Task prompt - Write the data out again, exactly as given.

◇ ◇ ◇ ◇

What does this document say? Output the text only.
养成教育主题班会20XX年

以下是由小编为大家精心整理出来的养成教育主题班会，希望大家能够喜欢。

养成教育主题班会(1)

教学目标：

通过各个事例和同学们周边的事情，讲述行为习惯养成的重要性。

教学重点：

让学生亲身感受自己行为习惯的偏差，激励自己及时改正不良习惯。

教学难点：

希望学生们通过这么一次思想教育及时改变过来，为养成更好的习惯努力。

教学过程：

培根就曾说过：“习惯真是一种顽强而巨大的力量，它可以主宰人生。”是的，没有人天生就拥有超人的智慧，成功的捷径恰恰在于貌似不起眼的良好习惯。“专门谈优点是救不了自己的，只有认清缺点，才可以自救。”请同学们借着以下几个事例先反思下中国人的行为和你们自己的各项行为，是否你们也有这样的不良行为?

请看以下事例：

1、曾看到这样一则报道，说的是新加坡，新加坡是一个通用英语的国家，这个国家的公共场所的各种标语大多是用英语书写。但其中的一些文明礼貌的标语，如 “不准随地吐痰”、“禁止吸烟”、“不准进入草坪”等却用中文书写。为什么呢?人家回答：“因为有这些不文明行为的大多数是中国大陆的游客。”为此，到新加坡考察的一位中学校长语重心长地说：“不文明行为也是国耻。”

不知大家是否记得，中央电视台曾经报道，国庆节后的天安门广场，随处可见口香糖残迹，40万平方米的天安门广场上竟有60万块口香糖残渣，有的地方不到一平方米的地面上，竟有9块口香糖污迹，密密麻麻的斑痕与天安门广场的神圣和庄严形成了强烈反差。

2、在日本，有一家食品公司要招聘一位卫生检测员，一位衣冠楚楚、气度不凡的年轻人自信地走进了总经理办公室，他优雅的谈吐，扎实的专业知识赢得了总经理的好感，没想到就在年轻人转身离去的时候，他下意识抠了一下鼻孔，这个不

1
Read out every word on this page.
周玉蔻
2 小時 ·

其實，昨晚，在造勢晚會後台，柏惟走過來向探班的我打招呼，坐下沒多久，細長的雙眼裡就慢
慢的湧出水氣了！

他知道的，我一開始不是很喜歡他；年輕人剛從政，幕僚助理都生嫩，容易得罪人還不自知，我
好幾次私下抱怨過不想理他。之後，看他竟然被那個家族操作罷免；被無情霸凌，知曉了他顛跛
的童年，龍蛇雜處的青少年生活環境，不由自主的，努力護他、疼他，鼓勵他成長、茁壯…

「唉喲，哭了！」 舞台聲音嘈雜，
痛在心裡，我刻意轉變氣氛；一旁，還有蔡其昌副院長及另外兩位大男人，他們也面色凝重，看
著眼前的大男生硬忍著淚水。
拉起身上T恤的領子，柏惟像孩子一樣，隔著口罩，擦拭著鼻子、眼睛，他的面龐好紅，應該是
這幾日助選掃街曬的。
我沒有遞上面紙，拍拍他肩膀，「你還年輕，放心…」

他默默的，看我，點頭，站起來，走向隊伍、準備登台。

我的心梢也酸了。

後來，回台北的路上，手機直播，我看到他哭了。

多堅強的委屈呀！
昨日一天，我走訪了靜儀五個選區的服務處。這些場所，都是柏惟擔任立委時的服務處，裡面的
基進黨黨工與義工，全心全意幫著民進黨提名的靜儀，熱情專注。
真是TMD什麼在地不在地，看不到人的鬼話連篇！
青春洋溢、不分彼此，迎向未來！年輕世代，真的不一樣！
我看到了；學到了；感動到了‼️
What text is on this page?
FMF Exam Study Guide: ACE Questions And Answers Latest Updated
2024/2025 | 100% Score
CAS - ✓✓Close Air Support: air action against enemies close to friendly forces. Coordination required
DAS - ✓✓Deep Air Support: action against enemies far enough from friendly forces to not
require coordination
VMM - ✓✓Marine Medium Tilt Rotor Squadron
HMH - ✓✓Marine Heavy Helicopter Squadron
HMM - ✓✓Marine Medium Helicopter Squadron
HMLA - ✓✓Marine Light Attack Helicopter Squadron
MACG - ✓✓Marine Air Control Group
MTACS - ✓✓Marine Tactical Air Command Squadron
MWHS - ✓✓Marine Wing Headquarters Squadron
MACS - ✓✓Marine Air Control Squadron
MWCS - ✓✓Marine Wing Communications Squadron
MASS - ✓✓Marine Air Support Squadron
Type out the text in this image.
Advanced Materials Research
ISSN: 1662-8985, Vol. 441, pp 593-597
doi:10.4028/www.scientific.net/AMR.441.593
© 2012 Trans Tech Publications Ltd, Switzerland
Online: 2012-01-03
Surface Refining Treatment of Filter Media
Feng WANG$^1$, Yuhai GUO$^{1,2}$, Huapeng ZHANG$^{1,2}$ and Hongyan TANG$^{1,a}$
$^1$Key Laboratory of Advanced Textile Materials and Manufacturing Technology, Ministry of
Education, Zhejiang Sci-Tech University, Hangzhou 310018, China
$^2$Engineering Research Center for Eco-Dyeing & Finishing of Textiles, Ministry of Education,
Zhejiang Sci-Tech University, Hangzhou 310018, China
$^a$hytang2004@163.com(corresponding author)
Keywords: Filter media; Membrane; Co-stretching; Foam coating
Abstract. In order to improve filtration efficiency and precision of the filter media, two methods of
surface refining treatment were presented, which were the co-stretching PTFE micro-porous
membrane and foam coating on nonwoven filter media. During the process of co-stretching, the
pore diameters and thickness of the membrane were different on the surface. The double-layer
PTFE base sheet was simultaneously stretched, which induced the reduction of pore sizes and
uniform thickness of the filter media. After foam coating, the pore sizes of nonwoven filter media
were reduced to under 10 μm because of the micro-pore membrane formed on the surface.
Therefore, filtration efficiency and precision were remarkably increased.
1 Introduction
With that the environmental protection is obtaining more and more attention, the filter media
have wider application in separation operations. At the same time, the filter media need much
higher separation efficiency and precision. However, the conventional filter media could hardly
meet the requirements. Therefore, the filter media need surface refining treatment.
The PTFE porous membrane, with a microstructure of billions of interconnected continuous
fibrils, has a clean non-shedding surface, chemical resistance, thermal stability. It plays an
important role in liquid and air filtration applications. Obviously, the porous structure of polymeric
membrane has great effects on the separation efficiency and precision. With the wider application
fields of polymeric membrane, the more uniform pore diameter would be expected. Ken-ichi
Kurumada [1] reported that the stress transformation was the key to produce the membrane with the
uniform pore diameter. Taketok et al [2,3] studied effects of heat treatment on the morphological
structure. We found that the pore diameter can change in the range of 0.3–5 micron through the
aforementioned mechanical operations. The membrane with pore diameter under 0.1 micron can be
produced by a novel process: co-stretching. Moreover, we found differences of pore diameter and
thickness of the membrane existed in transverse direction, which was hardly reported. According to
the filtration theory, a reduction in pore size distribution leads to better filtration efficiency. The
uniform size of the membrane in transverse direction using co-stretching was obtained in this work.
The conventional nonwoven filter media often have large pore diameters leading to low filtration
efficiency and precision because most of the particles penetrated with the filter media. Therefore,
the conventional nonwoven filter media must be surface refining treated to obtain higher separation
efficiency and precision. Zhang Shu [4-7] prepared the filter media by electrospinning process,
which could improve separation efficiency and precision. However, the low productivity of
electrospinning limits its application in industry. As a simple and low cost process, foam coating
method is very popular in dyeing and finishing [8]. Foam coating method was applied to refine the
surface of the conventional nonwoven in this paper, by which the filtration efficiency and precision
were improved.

◇ ◇ ◇ ◇

Solution to this task -
What does this document say? Output the text only.
养成教育主题班会20XX年

以下是由小编为大家精心整理出来的养成教育主题班会，希望大家能够喜欢。

养成教育主题班会(1)

教学目标：

通过各个事例和同学们周边的事情，讲述行为习惯养成的重要性。

教学重点：

让学生亲身感受自己行为习惯的偏差，激励自己及时改正不良习惯。

教学难点：

希望学生们通过这么一次思想教育及时改变过来，为养成更好的习惯努力。

教学过程：

培根就曾说过：“习惯真是一种顽强而巨大的力量，它可以主宰人生。”是的，没有人天生就拥有超人的智慧，成功的捷径恰恰在于貌似不起眼的良好习惯。“专门谈优点是救不了自己的，只有认清缺点，才可以自救。”请同学们借着以下几个事例先反思下中国人的行为和你们自己的各项行为，是否你们也有这样的不良行为?

请看以下事例：

1、曾看到这样一则报道，说的是新加坡，新加坡是一个通用英语的国家，这个国家的公共场所的各种标语大多是用英语书写。但其中的一些文明礼貌的标语，如 “不准随地吐痰”、“禁止吸烟”、“不准进入草坪”等却用中文书写。为什么呢?人家回答：“因为有这些不文明行为的大多数是中国大陆的游客。”为此，到新加坡考察的一位中学校长语重心长地说：“不文明行为也是国耻。”

不知大家是否记得，中央电视台曾经报道，国庆节后的天安门广场，随处可见口香糖残迹，40万平方米的天安门广场上竟有60万块口香糖残渣，有的地方不到一平方米的地面上，竟有9块口香糖污迹，密密麻麻的斑痕与天安门广场的神圣和庄严形成了强烈反差。

2、在日本，有一家食品公司要招聘一位卫生检测员，一位衣冠楚楚、气度不凡的年轻人自信地走进了总经理办公室，他优雅的谈吐，扎实的专业知识赢得了总经理的好感，没想到就在年轻人转身离去的时候，他下意识抠了一下鼻孔，这个不

1
Read out every word on this page.
周玉蔻
2 小時 ·

其實，昨晚，在造勢晚會後台，柏惟走過來向探班的我打招呼，坐下沒多久，細長的雙眼裡就慢
慢的湧出水氣了！

他知道的，我一開始不是很喜歡他；年輕人剛從政，幕僚助理都生嫩，容易得罪人還不自知，我
好幾次私下抱怨過不想理他。之後，看他竟然被那個家族操作罷免；被無情霸凌，知曉了他顛跛
的童年，龍蛇雜處的青少年生活環境，不由自主的，努力護他、疼他，鼓勵他成長、茁壯…

「唉喲，哭了！」 舞台聲音嘈雜，
痛在心裡，我刻意轉變氣氛；一旁，還有蔡其昌副院長及另外兩位大男人，他們也面色凝重，看
著眼前的大男生硬忍著淚水。
拉起身上T恤的領子，柏惟像孩子一樣，隔著口罩，擦拭著鼻子、眼睛，他的面龐好紅，應該是
這幾日助選掃街曬的。
我沒有遞上面紙，拍拍他肩膀，「你還年輕，放心…」

他默默的，看我，點頭，站起來，走向隊伍、準備登台。

我的心梢也酸了。

後來，回台北的路上，手機直播，我看到他哭了。

多堅強的委屈呀！
昨日一天，我走訪了靜儀五個選區的服務處。這些場所，都是柏惟擔任立委時的服務處，裡面的
基進黨黨工與義工，全心全意幫著民進黨提名的靜儀，熱情專注。
真是TMD什麼在地不在地，看不到人的鬼話連篇！
青春洋溢、不分彼此，迎向未來！年輕世代，真的不一樣！
我看到了；學到了；感動到了‼️
What text is on this page?
FMF Exam Study Guide: ACE Questions And Answers Latest Updated
2024/2025 | 100% Score
CAS - ✓✓Close Air Support: air action against enemies close to friendly forces. Coordination required
DAS - ✓✓Deep Air Support: action against enemies far enough from friendly forces to not
require coordination
VMM - ✓✓Marine Medium Tilt Rotor Squadron
HMH - ✓✓Marine Heavy Helicopter Squadron
HMM - ✓✓Marine Medium Helicopter Squadron
HMLA - ✓✓Marine Light Attack Helicopter Squadron
MACG - ✓✓Marine Air Control Group
MTACS - ✓✓Marine Tactical Air Command Squadron
MWHS - ✓✓Marine Wing Headquarters Squadron
MACS - ✓✓Marine Air Control Squadron
MWCS - ✓✓Marine Wing Communications Squadron
MASS - ✓✓Marine Air Support Squadron
Type out the text in this image.
Advanced Materials Research
ISSN: 1662-8985, Vol. 441, pp 593-597
doi:10.4028/www.scientific.net/AMR.441.593
© 2012 Trans Tech Publications Ltd, Switzerland
Online: 2012-01-03
Surface Refining Treatment of Filter Media
Feng WANG$^1$, Yuhai GUO$^{1,2}$, Huapeng ZHANG$^{1,2}$ and Hongyan TANG$^{1,a}$
$^1$Key Laboratory of Advanced Textile Materials and Manufacturing Technology, Ministry of
Education, Zhejiang Sci-Tech University, Hangzhou 310018, China
$^2$Engineering Research Center for Eco-Dyeing & Finishing of Textiles, Ministry of Education,
Zhejiang Sci-Tech University, Hangzhou 310018, China
$^a$hytang2004@163.com(corresponding author)
Keywords: Filter media; Membrane; Co-stretching; Foam coating
Abstract. In order to improve filtration efficiency and precision of the filter media, two methods of
surface refining treatment were presented, which were the co-stretching PTFE micro-porous
membrane and foam coating on nonwoven filter media. During the process of co-stretching, the
pore diameters and thickness of the membrane were different on the surface. The double-layer
PTFE base sheet was simultaneously stretched, which induced the reduction of pore sizes and
uniform thickness of the filter media. After foam coating, the pore sizes of nonwoven filter media
were reduced to under 10 μm because of the micro-pore membrane formed on the surface.
Therefore, filtration efficiency and precision were remarkably increased.
1 Introduction
With that the environmental protection is obtaining more and more attention, the filter media
have wider application in separation operations. At the same time, the filter media need much
higher separation efficiency and precision. However, the conventional filter media could hardly
meet the requirements. Therefore, the filter media need surface refining treatment.
The PTFE porous membrane, with a microstructure of billions of interconnected continuous
fibrils, has a clean non-shedding surface, chemical resistance, thermal stability. It plays an
important role in liquid and air filtration applications. Obviously, the porous structure of polymeric
membrane has great effects on the separation efficiency and precision. With the wider application
fields of polymeric membrane, the more uniform pore diameter would be expected. Ken-ichi
Kurumada [1] reported that the stress transformation was the key to produce the membrane with the
uniform pore diameter. Taketok et al [2,3] studied effects of heat treatment on the morphological
structure. We found that the pore diameter can change in the range of 0.3–5 micron through the
aforementioned mechanical operations. The membrane with pore diameter under 0.1 micron can be
produced by a novel process: co-stretching. Moreover, we found differences of pore diameter and
thickness of the membrane existed in transverse direction, which was hardly reported. According to
the filtration theory, a reduction in pore size distribution leads to better filtration efficiency. The
uniform size of the membrane in transverse direction using co-stretching was obtained in this work.
The conventional nonwoven filter media often have large pore diameters leading to low filtration
efficiency and precision because most of the particles penetrated with the filter media. Therefore,
the conventional nonwoven filter media must be surface refining treated to obtain higher separation
efficiency and precision. Zhang Shu [4-7] prepared the filter media by electrospinning process,
which could improve separation efficiency and precision. However, the low productivity of
electrospinning limits its application in industry. As a simple and low cost process, foam coating
method is very popular in dyeing and finishing [8]. Foam coating method was applied to refine the
surface of the conventional nonwoven in this paper, by which the filtration efficiency and precision
were improved.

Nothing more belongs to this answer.